## Start THE DATA

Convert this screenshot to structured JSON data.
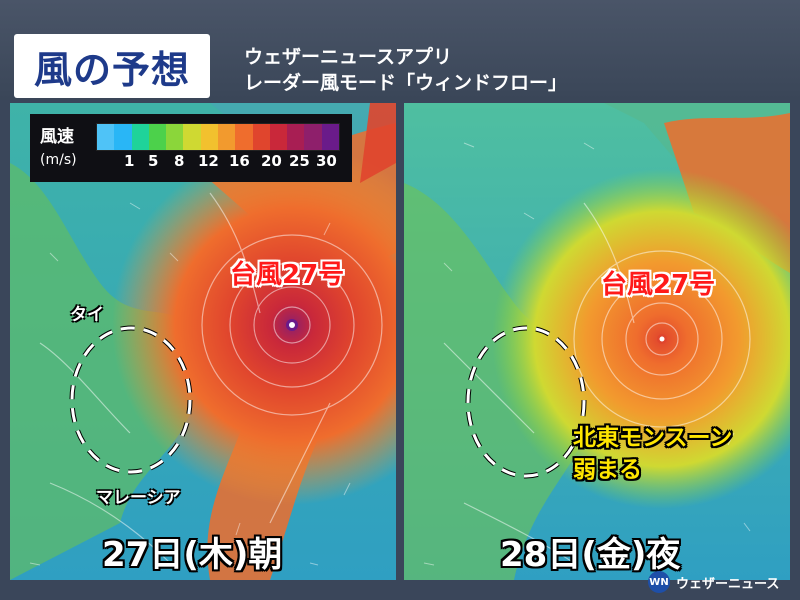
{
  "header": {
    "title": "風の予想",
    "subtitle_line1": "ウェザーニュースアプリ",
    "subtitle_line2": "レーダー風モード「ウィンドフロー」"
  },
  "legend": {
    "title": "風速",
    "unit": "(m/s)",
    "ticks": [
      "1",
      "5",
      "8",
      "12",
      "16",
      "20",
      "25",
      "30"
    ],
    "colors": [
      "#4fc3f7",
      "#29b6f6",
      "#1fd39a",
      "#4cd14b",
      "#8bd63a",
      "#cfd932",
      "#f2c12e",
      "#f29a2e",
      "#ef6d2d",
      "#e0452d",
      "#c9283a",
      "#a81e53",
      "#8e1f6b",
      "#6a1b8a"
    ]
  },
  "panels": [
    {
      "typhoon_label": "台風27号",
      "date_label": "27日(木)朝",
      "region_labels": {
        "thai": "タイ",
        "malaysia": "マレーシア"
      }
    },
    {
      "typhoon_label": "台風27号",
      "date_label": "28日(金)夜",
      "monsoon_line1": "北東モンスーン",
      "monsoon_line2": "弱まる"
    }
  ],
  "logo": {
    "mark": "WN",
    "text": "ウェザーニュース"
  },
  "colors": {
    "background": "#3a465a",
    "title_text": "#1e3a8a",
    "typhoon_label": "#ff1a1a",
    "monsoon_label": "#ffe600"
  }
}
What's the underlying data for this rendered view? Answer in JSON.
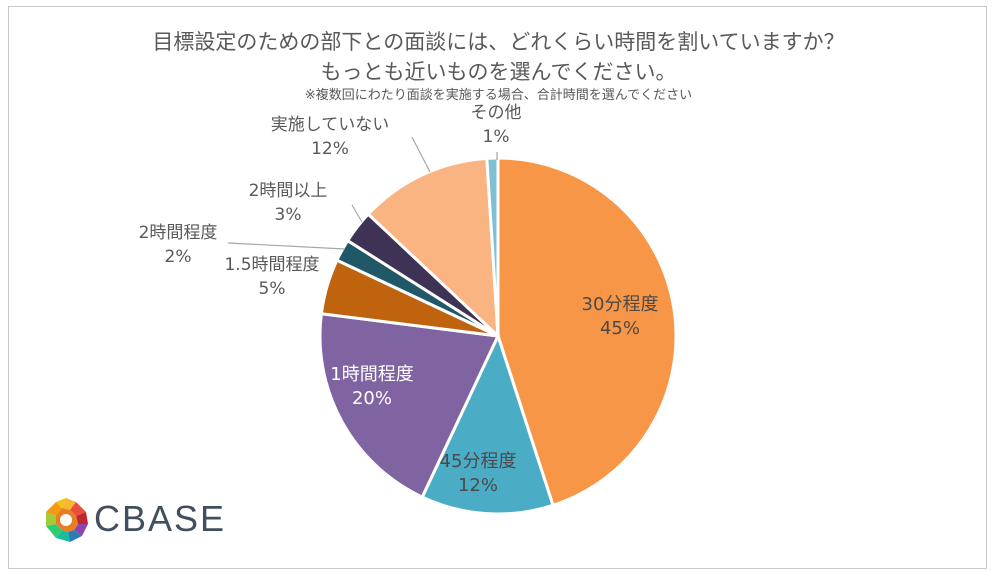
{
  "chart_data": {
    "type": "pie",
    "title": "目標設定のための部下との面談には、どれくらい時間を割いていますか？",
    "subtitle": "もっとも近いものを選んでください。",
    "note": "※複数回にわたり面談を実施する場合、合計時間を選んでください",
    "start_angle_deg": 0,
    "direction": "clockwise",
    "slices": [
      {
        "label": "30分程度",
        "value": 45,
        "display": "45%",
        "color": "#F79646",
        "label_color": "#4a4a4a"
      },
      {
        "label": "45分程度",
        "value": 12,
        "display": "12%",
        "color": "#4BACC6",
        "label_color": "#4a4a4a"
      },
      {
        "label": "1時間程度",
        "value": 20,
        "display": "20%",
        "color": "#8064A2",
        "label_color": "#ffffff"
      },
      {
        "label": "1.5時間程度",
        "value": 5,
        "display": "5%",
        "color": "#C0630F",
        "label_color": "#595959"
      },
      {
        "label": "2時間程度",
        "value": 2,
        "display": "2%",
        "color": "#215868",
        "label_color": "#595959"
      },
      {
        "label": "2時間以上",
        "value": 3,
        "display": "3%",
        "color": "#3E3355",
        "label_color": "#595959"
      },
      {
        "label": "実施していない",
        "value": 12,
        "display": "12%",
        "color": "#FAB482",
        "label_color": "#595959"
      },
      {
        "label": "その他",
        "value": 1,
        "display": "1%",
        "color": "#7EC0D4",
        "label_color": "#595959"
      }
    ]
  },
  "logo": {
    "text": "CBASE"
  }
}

## End THE DATA

** GIVEN TASK **
Repeat each entry exactly as it appears; skip any picture.

** THE RESULT **
Convert this screenshot to structured JSON data.
{
  "header": {
    "title": "風の予想",
    "subtitle_line1": "ウェザーニュースアプリ",
    "subtitle_line2": "レーダー風モード「ウィンドフロー」"
  },
  "legend": {
    "title": "風速",
    "unit": "(m/s)",
    "ticks": [
      "1",
      "5",
      "8",
      "12",
      "16",
      "20",
      "25",
      "30"
    ],
    "colors": [
      "#4fc3f7",
      "#29b6f6",
      "#1fd39a",
      "#4cd14b",
      "#8bd63a",
      "#cfd932",
      "#f2c12e",
      "#f29a2e",
      "#ef6d2d",
      "#e0452d",
      "#c9283a",
      "#a81e53",
      "#8e1f6b",
      "#6a1b8a"
    ]
  },
  "panels": [
    {
      "typhoon_label": "台風27号",
      "date_label": "27日(木)朝",
      "region_labels": {
        "thai": "タイ",
        "malaysia": "マレーシア"
      }
    },
    {
      "typhoon_label": "台風27号",
      "date_label": "28日(金)夜",
      "monsoon_line1": "北東モンスーン",
      "monsoon_line2": "弱まる"
    }
  ],
  "logo": {
    "mark": "WN",
    "text": "ウェザーニュース"
  },
  "colors": {
    "background": "#3a465a",
    "title_text": "#1e3a8a",
    "typhoon_label": "#ff1a1a",
    "monsoon_label": "#ffe600"
  }
}
What's the underlying data for this rendered view? Answer in JSON.
{
  "chart_data": {
    "type": "pie",
    "title": "目標設定のための部下との面談には、どれくらい時間を割いていますか？",
    "subtitle": "もっとも近いものを選んでください。",
    "note": "※複数回にわたり面談を実施する場合、合計時間を選んでください",
    "start_angle_deg": 0,
    "direction": "clockwise",
    "slices": [
      {
        "label": "30分程度",
        "value": 45,
        "display": "45%",
        "color": "#F79646",
        "label_color": "#4a4a4a"
      },
      {
        "label": "45分程度",
        "value": 12,
        "display": "12%",
        "color": "#4BACC6",
        "label_color": "#4a4a4a"
      },
      {
        "label": "1時間程度",
        "value": 20,
        "display": "20%",
        "color": "#8064A2",
        "label_color": "#ffffff"
      },
      {
        "label": "1.5時間程度",
        "value": 5,
        "display": "5%",
        "color": "#C0630F",
        "label_color": "#595959"
      },
      {
        "label": "2時間程度",
        "value": 2,
        "display": "2%",
        "color": "#215868",
        "label_color": "#595959"
      },
      {
        "label": "2時間以上",
        "value": 3,
        "display": "3%",
        "color": "#3E3355",
        "label_color": "#595959"
      },
      {
        "label": "実施していない",
        "value": 12,
        "display": "12%",
        "color": "#FAB482",
        "label_color": "#595959"
      },
      {
        "label": "その他",
        "value": 1,
        "display": "1%",
        "color": "#7EC0D4",
        "label_color": "#595959"
      }
    ]
  },
  "logo": {
    "text": "CBASE"
  }
}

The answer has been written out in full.